**Provided information:**
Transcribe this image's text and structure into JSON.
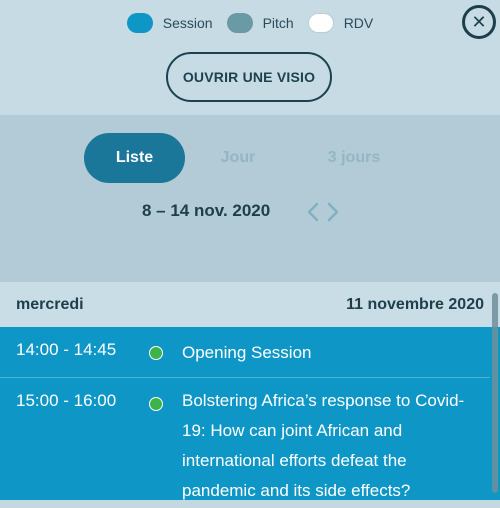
{
  "legend": {
    "items": [
      {
        "label": "Session",
        "color": "#0e97c6"
      },
      {
        "label": "Pitch",
        "color": "#6a9aa6"
      },
      {
        "label": "RDV",
        "color": "#ffffff"
      }
    ]
  },
  "close_glyph": "✕",
  "visio_button": "OUVRIR UNE VISIO",
  "tabs": [
    {
      "label": "Liste",
      "active": true
    },
    {
      "label": "Jour",
      "active": false
    },
    {
      "label": "3 jours",
      "active": false
    }
  ],
  "date_range": "8 – 14 nov. 2020",
  "day": {
    "name": "mercredi",
    "date": "11 novembre 2020"
  },
  "events": [
    {
      "time": "14:00 - 14:45",
      "title": "Opening Session",
      "status_color": "#3cb44a"
    },
    {
      "time": "15:00 - 16:00",
      "title": "Bolstering Africa’s response to Covid-19: How can joint African and international efforts defeat the pandemic and its side effects?",
      "status_color": "#3cb44a"
    }
  ]
}
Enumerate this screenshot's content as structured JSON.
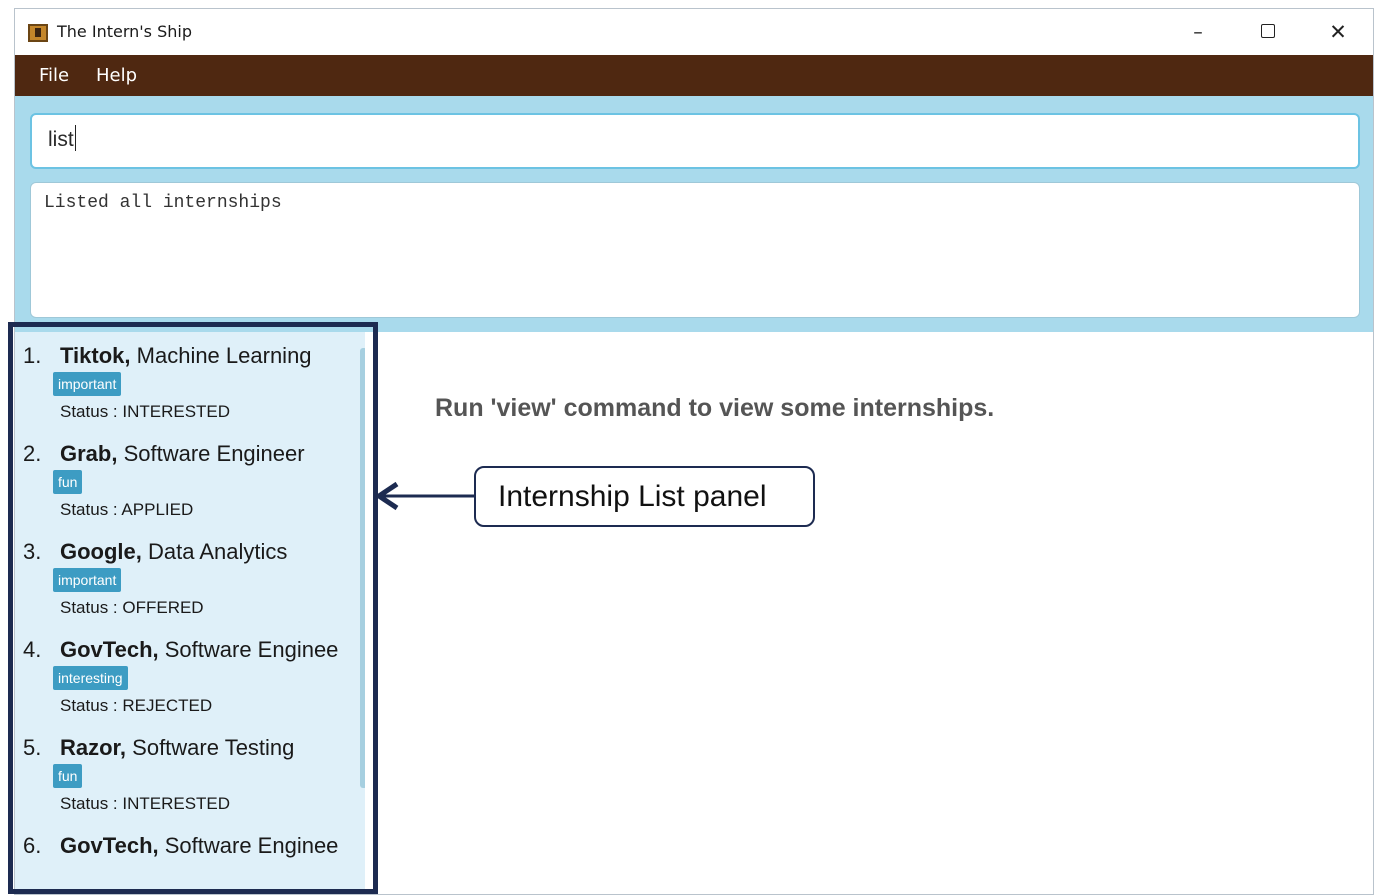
{
  "window": {
    "title": "The Intern's Ship"
  },
  "menu": [
    "File",
    "Help"
  ],
  "command_box": {
    "value": "list"
  },
  "result_display": {
    "text": "Listed all internships"
  },
  "internships": [
    {
      "index": "1.",
      "company": "Tiktok,",
      "role": "Machine Learning",
      "tag": "important",
      "status": "Status : INTERESTED"
    },
    {
      "index": "2.",
      "company": "Grab,",
      "role": "Software Engineer",
      "tag": "fun",
      "status": "Status : APPLIED"
    },
    {
      "index": "3.",
      "company": "Google,",
      "role": "Data Analytics",
      "tag": "important",
      "status": "Status : OFFERED"
    },
    {
      "index": "4.",
      "company": "GovTech,",
      "role": "Software Enginee",
      "tag": "interesting",
      "status": "Status : REJECTED"
    },
    {
      "index": "5.",
      "company": "Razor,",
      "role": "Software Testing",
      "tag": "fun",
      "status": "Status : INTERESTED"
    },
    {
      "index": "6.",
      "company": "GovTech,",
      "role": "Software Enginee",
      "tag": "",
      "status": ""
    }
  ],
  "view_panel": {
    "hint": "Run 'view' command to view some internships."
  },
  "annotation": {
    "label": "Internship List panel"
  },
  "colors": {
    "menubar": "#4f2811",
    "top_area": "#a9daec",
    "list_bg": "#dff0f9",
    "tag_bg": "#3d9cc3",
    "annotation_frame": "#1d2b51"
  }
}
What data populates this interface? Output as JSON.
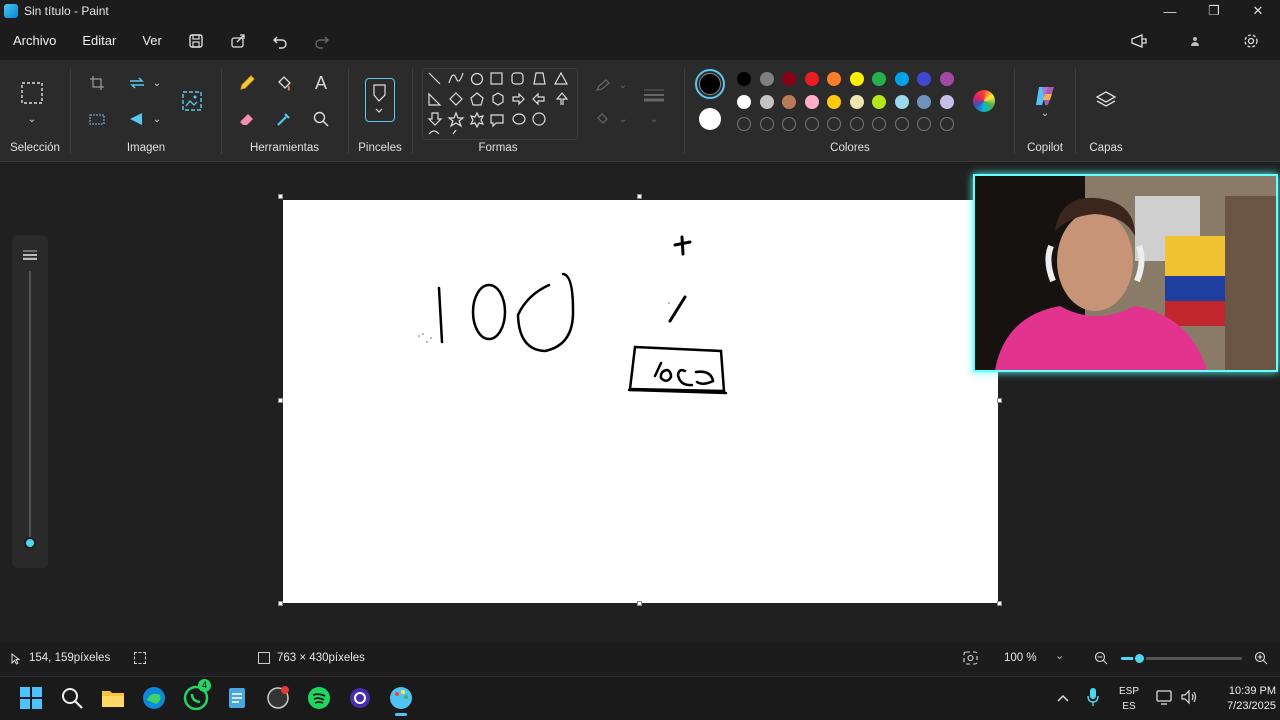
{
  "window": {
    "title": "Sin título - Paint",
    "minimize": "—",
    "maximize": "❐",
    "close": "✕"
  },
  "menu": {
    "file": "Archivo",
    "edit": "Editar",
    "view": "Ver"
  },
  "ribbon": {
    "selection": "Selección",
    "image": "Imagen",
    "tools": "Herramientas",
    "brushes": "Pinceles",
    "shapes": "Formas",
    "colors": "Colores",
    "copilot": "Copilot",
    "layers": "Capas"
  },
  "colors": {
    "primary": "#000000",
    "secondary": "#ffffff",
    "row1": [
      "#000000",
      "#7f7f7f",
      "#880015",
      "#ed1c24",
      "#ff7f27",
      "#fff200",
      "#22b14c",
      "#00a2e8",
      "#3f48cc",
      "#a349a4"
    ],
    "row2": [
      "#ffffff",
      "#c3c3c3",
      "#b97a57",
      "#ffaec9",
      "#ffc90e",
      "#efe4b0",
      "#b5e61d",
      "#99d9ea",
      "#7092be",
      "#c8bfe7"
    ]
  },
  "canvas_text": {
    "number": "100",
    "plus": "+",
    "slash": "/",
    "boxed": "%"
  },
  "status": {
    "cursor_pos": "154, 159píxeles",
    "canvas_size": "763 × 430píxeles",
    "zoom": "100 %"
  },
  "taskbar": {
    "lang_top": "ESP",
    "lang_bottom": "ES",
    "time": "10:39 PM",
    "date": "7/23/2025",
    "whatsapp_badge": "4"
  }
}
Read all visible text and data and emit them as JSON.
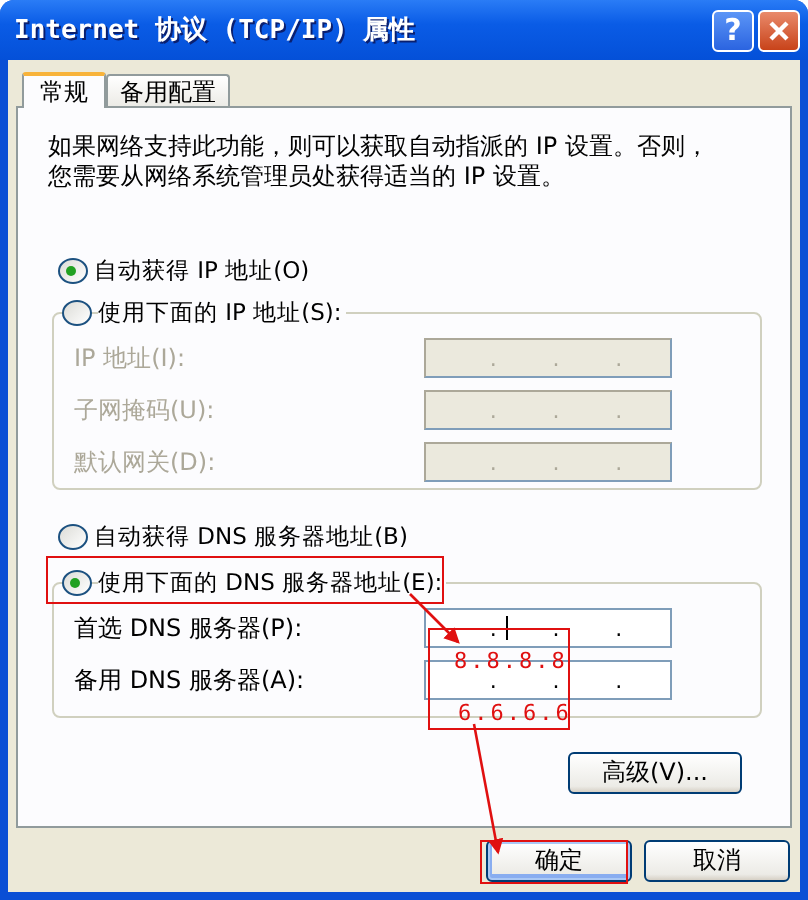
{
  "window": {
    "title": "Internet 协议 (TCP/IP) 属性",
    "help_button": "?"
  },
  "tabs": [
    {
      "label": "常规",
      "selected": true
    },
    {
      "label": "备用配置",
      "selected": false
    }
  ],
  "description": "如果网络支持此功能，则可以获取自动指派的 IP 设置。否则，您需要从网络系统管理员处获得适当的 IP 设置。",
  "ip_mode": [
    {
      "label": "自动获得 IP 地址(O)",
      "selected": true
    },
    {
      "label": "使用下面的 IP 地址(S):",
      "selected": false
    }
  ],
  "ip_fields": [
    {
      "label": "IP 地址(I):",
      "disabled": true,
      "separators": [
        ".",
        ".",
        "."
      ]
    },
    {
      "label": "子网掩码(U):",
      "disabled": true,
      "separators": [
        ".",
        ".",
        "."
      ]
    },
    {
      "label": "默认网关(D):",
      "disabled": true,
      "separators": [
        ".",
        ".",
        "."
      ]
    }
  ],
  "dns_mode": [
    {
      "label": "自动获得 DNS 服务器地址(B)",
      "selected": false
    },
    {
      "label": "使用下面的 DNS 服务器地址(E):",
      "selected": true
    }
  ],
  "dns_fields": [
    {
      "label": "首选 DNS 服务器(P):",
      "disabled": false,
      "focused": true,
      "separators": [
        ".",
        ".",
        "."
      ]
    },
    {
      "label": "备用 DNS 服务器(A):",
      "disabled": false,
      "focused": false,
      "separators": [
        ".",
        ".",
        "."
      ]
    }
  ],
  "advanced_button": "高级(V)...",
  "buttons": [
    {
      "label": "确定",
      "default": true
    },
    {
      "label": "取消",
      "default": false
    }
  ],
  "annotations": [
    {
      "kind": "box"
    },
    {
      "kind": "box"
    },
    {
      "kind": "box"
    },
    {
      "kind": "arrow"
    },
    {
      "kind": "arrow"
    },
    {
      "kind": "text",
      "text": "8.8.8.8"
    },
    {
      "kind": "text",
      "text": "6.6.6.6"
    }
  ]
}
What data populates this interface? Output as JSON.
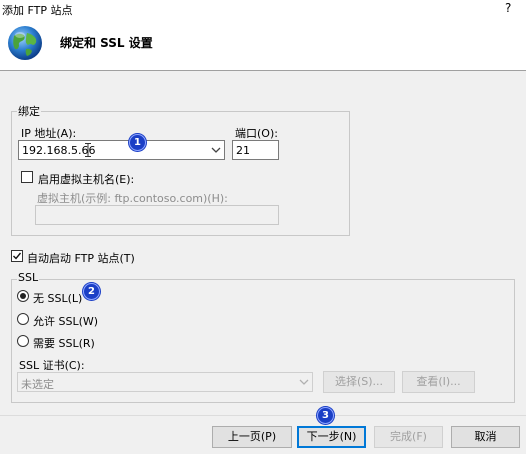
{
  "window": {
    "title": "添加 FTP 站点",
    "help_glyph": "?"
  },
  "header": {
    "title": "绑定和 SSL 设置"
  },
  "binding": {
    "group_label": "绑定",
    "ip_label": "IP 地址(A):",
    "ip_value": "192.168.5.66",
    "port_label": "端口(O):",
    "port_value": "21",
    "virtual_host_checkbox": "启用虚拟主机名(E):",
    "virtual_host_label": "虚拟主机(示例: ftp.contoso.com)(H):",
    "virtual_host_value": ""
  },
  "autostart": {
    "label": "自动启动 FTP 站点(T)",
    "checked": true
  },
  "ssl": {
    "group_label": "SSL",
    "options": [
      "无 SSL(L)",
      "允许 SSL(W)",
      "需要 SSL(R)"
    ],
    "selected_index": 0,
    "cert_label": "SSL 证书(C):",
    "cert_value": "未选定",
    "select_button": "选择(S)...",
    "view_button": "查看(I)..."
  },
  "footer": {
    "prev": "上一页(P)",
    "next": "下一步(N)",
    "finish": "完成(F)",
    "cancel": "取消"
  },
  "annotations": [
    "1",
    "2",
    "3"
  ],
  "colors": {
    "badge": "#1b3fc6",
    "default_button_border": "#0078d7",
    "disabled_text": "#8d8d8d"
  }
}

**Work instructions:** Give the data again exactly as written, with all pictures left out.

**Completed exercise:**
Transcribe this image's text and structure into JSON.
{
  "legend": {
    "items": [
      {
        "label": "Session",
        "color": "#0e97c6"
      },
      {
        "label": "Pitch",
        "color": "#6a9aa6"
      },
      {
        "label": "RDV",
        "color": "#ffffff"
      }
    ]
  },
  "close_glyph": "✕",
  "visio_button": "OUVRIR UNE VISIO",
  "tabs": [
    {
      "label": "Liste",
      "active": true
    },
    {
      "label": "Jour",
      "active": false
    },
    {
      "label": "3 jours",
      "active": false
    }
  ],
  "date_range": "8 – 14 nov. 2020",
  "day": {
    "name": "mercredi",
    "date": "11 novembre 2020"
  },
  "events": [
    {
      "time": "14:00 - 14:45",
      "title": "Opening Session",
      "status_color": "#3cb44a"
    },
    {
      "time": "15:00 - 16:00",
      "title": "Bolstering Africa’s response to Covid-19: How can joint African and international efforts defeat the pandemic and its side effects?",
      "status_color": "#3cb44a"
    }
  ]
}
Enumerate this screenshot's content as structured JSON.
{
  "window": {
    "title": "The Intern's Ship"
  },
  "menu": [
    "File",
    "Help"
  ],
  "command_box": {
    "value": "list"
  },
  "result_display": {
    "text": "Listed all internships"
  },
  "internships": [
    {
      "index": "1.",
      "company": "Tiktok,",
      "role": "Machine Learning",
      "tag": "important",
      "status": "Status : INTERESTED"
    },
    {
      "index": "2.",
      "company": "Grab,",
      "role": "Software Engineer",
      "tag": "fun",
      "status": "Status : APPLIED"
    },
    {
      "index": "3.",
      "company": "Google,",
      "role": "Data Analytics",
      "tag": "important",
      "status": "Status : OFFERED"
    },
    {
      "index": "4.",
      "company": "GovTech,",
      "role": "Software Enginee",
      "tag": "interesting",
      "status": "Status : REJECTED"
    },
    {
      "index": "5.",
      "company": "Razor,",
      "role": "Software Testing",
      "tag": "fun",
      "status": "Status : INTERESTED"
    },
    {
      "index": "6.",
      "company": "GovTech,",
      "role": "Software Enginee",
      "tag": "",
      "status": ""
    }
  ],
  "view_panel": {
    "hint": "Run 'view' command to view some internships."
  },
  "annotation": {
    "label": "Internship List panel"
  },
  "colors": {
    "menubar": "#4f2811",
    "top_area": "#a9daec",
    "list_bg": "#dff0f9",
    "tag_bg": "#3d9cc3",
    "annotation_frame": "#1d2b51"
  }
}
What data populates this interface? Output as JSON.
{
  "window": {
    "title": "Sin título - Paint",
    "minimize": "—",
    "maximize": "❐",
    "close": "✕"
  },
  "menu": {
    "file": "Archivo",
    "edit": "Editar",
    "view": "Ver"
  },
  "ribbon": {
    "selection": "Selección",
    "image": "Imagen",
    "tools": "Herramientas",
    "brushes": "Pinceles",
    "shapes": "Formas",
    "colors": "Colores",
    "copilot": "Copilot",
    "layers": "Capas"
  },
  "colors": {
    "primary": "#000000",
    "secondary": "#ffffff",
    "row1": [
      "#000000",
      "#7f7f7f",
      "#880015",
      "#ed1c24",
      "#ff7f27",
      "#fff200",
      "#22b14c",
      "#00a2e8",
      "#3f48cc",
      "#a349a4"
    ],
    "row2": [
      "#ffffff",
      "#c3c3c3",
      "#b97a57",
      "#ffaec9",
      "#ffc90e",
      "#efe4b0",
      "#b5e61d",
      "#99d9ea",
      "#7092be",
      "#c8bfe7"
    ]
  },
  "canvas_text": {
    "number": "100",
    "plus": "+",
    "slash": "/",
    "boxed": "%"
  },
  "status": {
    "cursor_pos": "154, 159píxeles",
    "canvas_size": "763 × 430píxeles",
    "zoom": "100 %"
  },
  "taskbar": {
    "lang_top": "ESP",
    "lang_bottom": "ES",
    "time": "10:39 PM",
    "date": "7/23/2025",
    "whatsapp_badge": "4"
  }
}
Read all visible text and data and emit them as JSON.
{
  "window": {
    "title": "Internet 协议 (TCP/IP) 属性",
    "help_button": "?"
  },
  "tabs": [
    {
      "label": "常规",
      "selected": true
    },
    {
      "label": "备用配置",
      "selected": false
    }
  ],
  "description": "如果网络支持此功能，则可以获取自动指派的 IP 设置。否则，您需要从网络系统管理员处获得适当的 IP 设置。",
  "ip_mode": [
    {
      "label": "自动获得 IP 地址(O)",
      "selected": true
    },
    {
      "label": "使用下面的 IP 地址(S):",
      "selected": false
    }
  ],
  "ip_fields": [
    {
      "label": "IP 地址(I):",
      "disabled": true,
      "separators": [
        ".",
        ".",
        "."
      ]
    },
    {
      "label": "子网掩码(U):",
      "disabled": true,
      "separators": [
        ".",
        ".",
        "."
      ]
    },
    {
      "label": "默认网关(D):",
      "disabled": true,
      "separators": [
        ".",
        ".",
        "."
      ]
    }
  ],
  "dns_mode": [
    {
      "label": "自动获得 DNS 服务器地址(B)",
      "selected": false
    },
    {
      "label": "使用下面的 DNS 服务器地址(E):",
      "selected": true
    }
  ],
  "dns_fields": [
    {
      "label": "首选 DNS 服务器(P):",
      "disabled": false,
      "focused": true,
      "separators": [
        ".",
        ".",
        "."
      ]
    },
    {
      "label": "备用 DNS 服务器(A):",
      "disabled": false,
      "focused": false,
      "separators": [
        ".",
        ".",
        "."
      ]
    }
  ],
  "advanced_button": "高级(V)...",
  "buttons": [
    {
      "label": "确定",
      "default": true
    },
    {
      "label": "取消",
      "default": false
    }
  ],
  "annotations": [
    {
      "kind": "box"
    },
    {
      "kind": "box"
    },
    {
      "kind": "box"
    },
    {
      "kind": "arrow"
    },
    {
      "kind": "arrow"
    },
    {
      "kind": "text",
      "text": "8.8.8.8"
    },
    {
      "kind": "text",
      "text": "6.6.6.6"
    }
  ]
}
What data populates this interface? Output as JSON.
{
  "window": {
    "title": "添加 FTP 站点",
    "help_glyph": "?"
  },
  "header": {
    "title": "绑定和 SSL 设置"
  },
  "binding": {
    "group_label": "绑定",
    "ip_label": "IP 地址(A):",
    "ip_value": "192.168.5.66",
    "port_label": "端口(O):",
    "port_value": "21",
    "virtual_host_checkbox": "启用虚拟主机名(E):",
    "virtual_host_label": "虚拟主机(示例: ftp.contoso.com)(H):",
    "virtual_host_value": ""
  },
  "autostart": {
    "label": "自动启动 FTP 站点(T)",
    "checked": true
  },
  "ssl": {
    "group_label": "SSL",
    "options": [
      "无 SSL(L)",
      "允许 SSL(W)",
      "需要 SSL(R)"
    ],
    "selected_index": 0,
    "cert_label": "SSL 证书(C):",
    "cert_value": "未选定",
    "select_button": "选择(S)...",
    "view_button": "查看(I)..."
  },
  "footer": {
    "prev": "上一页(P)",
    "next": "下一步(N)",
    "finish": "完成(F)",
    "cancel": "取消"
  },
  "annotations": [
    "1",
    "2",
    "3"
  ],
  "colors": {
    "badge": "#1b3fc6",
    "default_button_border": "#0078d7",
    "disabled_text": "#8d8d8d"
  }
}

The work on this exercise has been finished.